A block of data:
################
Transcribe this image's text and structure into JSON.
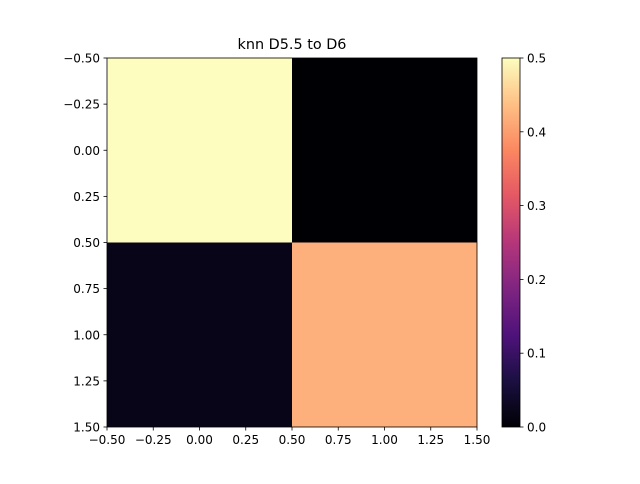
{
  "chart_data": {
    "type": "heatmap",
    "title": "knn D5.5 to D6",
    "xlabel": "",
    "ylabel": "",
    "rows": 2,
    "cols": 2,
    "values": [
      [
        0.5,
        0.0
      ],
      [
        0.02,
        0.42
      ]
    ],
    "xlim": [
      -0.5,
      1.5
    ],
    "ylim": [
      1.5,
      -0.5
    ],
    "x_ticks": [
      -0.5,
      -0.25,
      0.0,
      0.25,
      0.5,
      0.75,
      1.0,
      1.25,
      1.5
    ],
    "x_tick_labels": [
      "−0.50",
      "−0.25",
      "0.00",
      "0.25",
      "0.50",
      "0.75",
      "1.00",
      "1.25",
      "1.50"
    ],
    "y_ticks": [
      -0.5,
      -0.25,
      0.0,
      0.25,
      0.5,
      0.75,
      1.0,
      1.25,
      1.5
    ],
    "y_tick_labels": [
      "−0.50",
      "−0.25",
      "0.00",
      "0.25",
      "0.50",
      "0.75",
      "1.00",
      "1.25",
      "1.50"
    ],
    "colormap": "magma",
    "colorbar": {
      "vmin": 0.0,
      "vmax": 0.5,
      "ticks": [
        0.0,
        0.1,
        0.2,
        0.3,
        0.4,
        0.5
      ],
      "tick_labels": [
        "0.0",
        "0.1",
        "0.2",
        "0.3",
        "0.4",
        "0.5"
      ]
    },
    "grid": false
  }
}
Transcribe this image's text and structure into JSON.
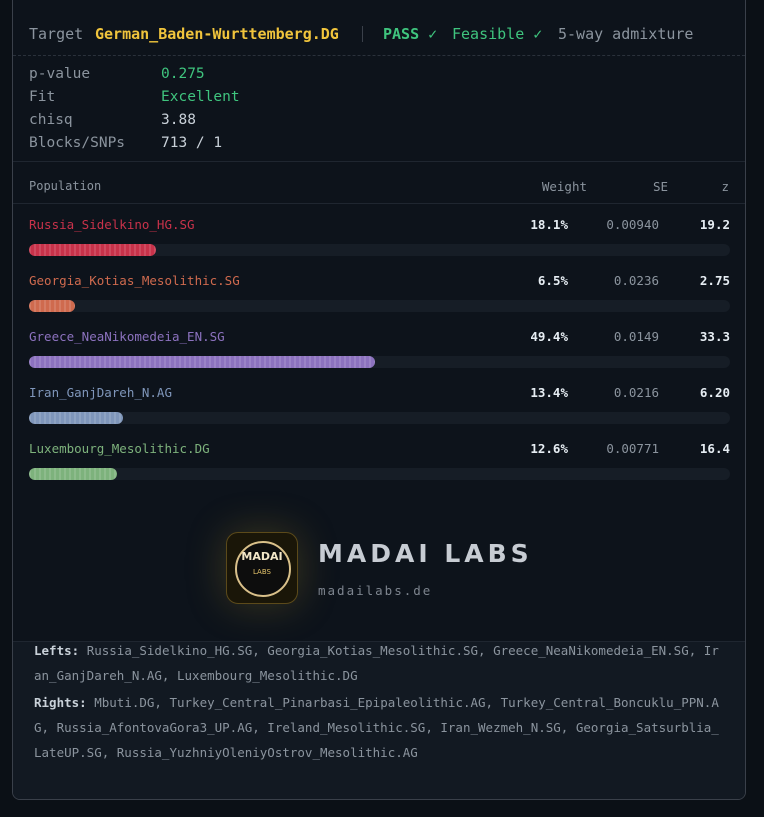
################
■ Task: Repeat the records above exactly, omitting every picture.

■ Answer below:
Transcribe this image's text and structure into JSON.
{
  "chart_data": {
    "type": "heatmap",
    "title": "knn D5.5 to D6",
    "xlabel": "",
    "ylabel": "",
    "rows": 2,
    "cols": 2,
    "values": [
      [
        0.5,
        0.0
      ],
      [
        0.02,
        0.42
      ]
    ],
    "xlim": [
      -0.5,
      1.5
    ],
    "ylim": [
      1.5,
      -0.5
    ],
    "x_ticks": [
      -0.5,
      -0.25,
      0.0,
      0.25,
      0.5,
      0.75,
      1.0,
      1.25,
      1.5
    ],
    "x_tick_labels": [
      "−0.50",
      "−0.25",
      "0.00",
      "0.25",
      "0.50",
      "0.75",
      "1.00",
      "1.25",
      "1.50"
    ],
    "y_ticks": [
      -0.5,
      -0.25,
      0.0,
      0.25,
      0.5,
      0.75,
      1.0,
      1.25,
      1.5
    ],
    "y_tick_labels": [
      "−0.50",
      "−0.25",
      "0.00",
      "0.25",
      "0.50",
      "0.75",
      "1.00",
      "1.25",
      "1.50"
    ],
    "colormap": "magma",
    "colorbar": {
      "vmin": 0.0,
      "vmax": 0.5,
      "ticks": [
        0.0,
        0.1,
        0.2,
        0.3,
        0.4,
        0.5
      ],
      "tick_labels": [
        "0.0",
        "0.1",
        "0.2",
        "0.3",
        "0.4",
        "0.5"
      ]
    },
    "grid": false
  }
}
Transcribe this image's text and structure into JSON.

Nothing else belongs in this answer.